These are some examples:

In [None]:
# sum numbers from 0 to 99_999 that are multiple of 3 or 5

number = 0 # number
sum = 0 # sum
while number < 100_000: 
    # if number is multiple of 3 or 5
    if number % 3 == 0 or number % 5 == 0: 
        sum += number # add number to sum
    number += 1 # increment number

print(f"Sum of numbers = {sum}")

In [None]:
# calculate pressure in a column of
# 200 m water and 300 m rock

g = 9.81 # gravity in m/s^2
rho_w = 1000 # water density in kg/m^3
d_w = 200 # water depth in m
p_w = rho_w * g * d_w # pressure at sea bottom in Pa
rho_r = 2700 # rock density in kg/m^3

d = 0.0 # initial depth in m

# table heading: <10 means left aligned with 10 characters
print(f"{"Depth[m]":<10} Pressure[kPa]")
print("-" * 25)

while d <= 500.0: # while depth is < 500 m
    if d <= d_w: # if in water
        p = rho_w * g * d
    else: # else if in rock
        p = p_w + rho_r * g * (d - d_w)
    # print depth and pressure in kPa
    print(f"{d:<10.1f} {p*1e-3:.1f}")

_WRITTEN TASK 1_:
Retype the lines of the entries starting at the line containing "book-illustration bbox=[21, 58, 421, 282]" and ending at the line containing "Find all labels, buttons, inputs, and", and nothing else.

_DATA FOR PROCESSING_:
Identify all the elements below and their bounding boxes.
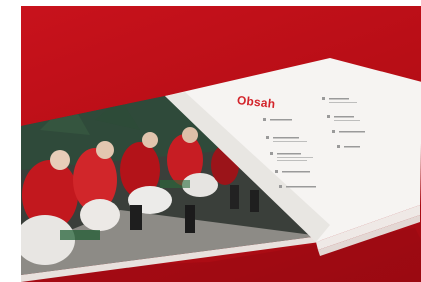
book-illustration bbox=[21, 58, 421, 282]
photograph: Obsah bbox=[0, 0, 421, 282]
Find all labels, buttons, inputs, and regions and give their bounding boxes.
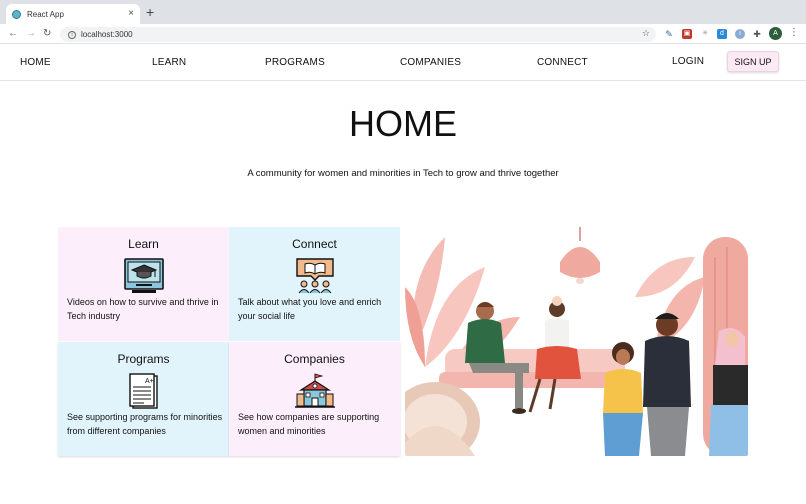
reload-icon[interactable]: ↻ — [43, 27, 51, 41]
page-title: HOME — [349, 103, 457, 144]
back-arrow-icon[interactable]: ← — [8, 27, 18, 41]
card-learn[interactable]: Learn Videos on how to survive and thriv… — [58, 227, 229, 341]
nav-programs[interactable]: PROGRAMS — [265, 57, 325, 68]
card-connect[interactable]: Connect Talk about what you love and enr… — [229, 227, 400, 341]
nav-learn[interactable]: LEARN — [152, 57, 186, 68]
browser-tab[interactable]: React App × — [6, 4, 140, 24]
profile-avatar[interactable]: A — [769, 27, 782, 40]
forward-arrow-icon[interactable]: → — [26, 27, 36, 41]
card-programs-title: Programs — [117, 352, 170, 366]
bookmark-star-icon[interactable]: ☆ — [642, 28, 650, 39]
feature-grid: Learn Videos on how to survive and thriv… — [58, 227, 748, 456]
card-connect-text: Talk about what you love and enrich your… — [238, 297, 382, 321]
circle-extension-icon[interactable]: i — [735, 29, 745, 39]
card-companies-text: See how companies are supporting women a… — [238, 412, 380, 436]
school-building-icon — [295, 373, 335, 408]
community-book-icon — [296, 258, 334, 294]
card-programs-text: See supporting programs for minorities f… — [67, 412, 223, 436]
info-icon[interactable]: i — [68, 30, 76, 39]
new-tab-button[interactable]: + — [146, 5, 154, 19]
pen-extension-icon[interactable]: ✎ — [664, 29, 674, 39]
tab-close-icon[interactable]: × — [128, 9, 134, 19]
nav-companies[interactable]: COMPANIES — [400, 57, 461, 68]
graded-document-icon: A+ — [129, 373, 158, 409]
site-navbar: HOME LEARN PROGRAMS COMPANIES CONNECT LO… — [0, 44, 806, 81]
sparkle-extension-icon[interactable]: ✳ — [700, 29, 710, 39]
puzzle-extensions-icon[interactable]: ✚ — [752, 29, 762, 39]
browser-tabbar: React App × + — [0, 0, 806, 24]
signup-button[interactable]: SIGN UP — [727, 51, 779, 72]
card-programs[interactable]: Programs A+ See supporting programs for … — [58, 342, 229, 456]
red-extension-icon[interactable]: ▣ — [682, 29, 692, 39]
community-illustration — [405, 227, 748, 456]
card-connect-title: Connect — [292, 237, 337, 251]
nav-connect[interactable]: CONNECT — [537, 57, 588, 68]
react-favicon-icon — [12, 9, 21, 19]
card-companies[interactable]: Companies See how companies are supporti… — [229, 342, 400, 456]
browser-toolbar: ← → ↻ i localhost:3000 ☆ ✎ ▣ ✳ d i ✚ A ⋮ — [0, 24, 806, 44]
blue-extension-icon[interactable]: d — [717, 29, 727, 39]
tab-title: React App — [27, 9, 64, 19]
nav-home[interactable]: HOME — [20, 57, 51, 68]
nav-login[interactable]: LOGIN — [672, 56, 704, 67]
svg-text:A+: A+ — [145, 378, 154, 385]
graduation-cap-monitor-icon — [124, 258, 164, 293]
tagline: A community for women and minorities in … — [247, 168, 559, 179]
address-url: localhost:3000 — [81, 30, 133, 39]
card-companies-title: Companies — [284, 352, 345, 366]
address-bar[interactable]: i localhost:3000 ☆ — [60, 27, 656, 42]
browser-menu-icon[interactable]: ⋮ — [789, 27, 799, 38]
card-learn-text: Videos on how to survive and thrive in T… — [67, 297, 219, 321]
card-learn-title: Learn — [128, 237, 159, 251]
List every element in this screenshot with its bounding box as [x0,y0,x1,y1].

_WRITTEN TASK 2_:
Write what comes next in the Python while-loop examples, continuing on from their last line.

_TASK RESPONSE 1_:
book-illustration bbox=[21, 58, 421, 282]
photograph: Obsah bbox=[0, 0, 421, 282]
Find all labels, buttons, inputs, and regions and give their bounding boxes.

_TASK RESPONSE 2_:
    # update depth
    d += 50.0 

The `while` loop is especially useful in situations where the number of iterations isn’t known in advance. For example:

In [None]:
# simulate rolling two dice until double sixes are rolled

attempts = 0
die1 = die2 = 1

while die1 != 6 or die2 != 6:
    die1 = random.randint(1, 6)
    die2 = random.randint(1, 6)
    attempts += 1
    
print(f"It took {attempts} roll(s) to get double sixes!")

We don’t know how many attempts it will take to roll double sixes — it’s entirely random. This example also demonstrates the use of Python’s built-in [random](https://docs.python.org/3/library/random.html) module.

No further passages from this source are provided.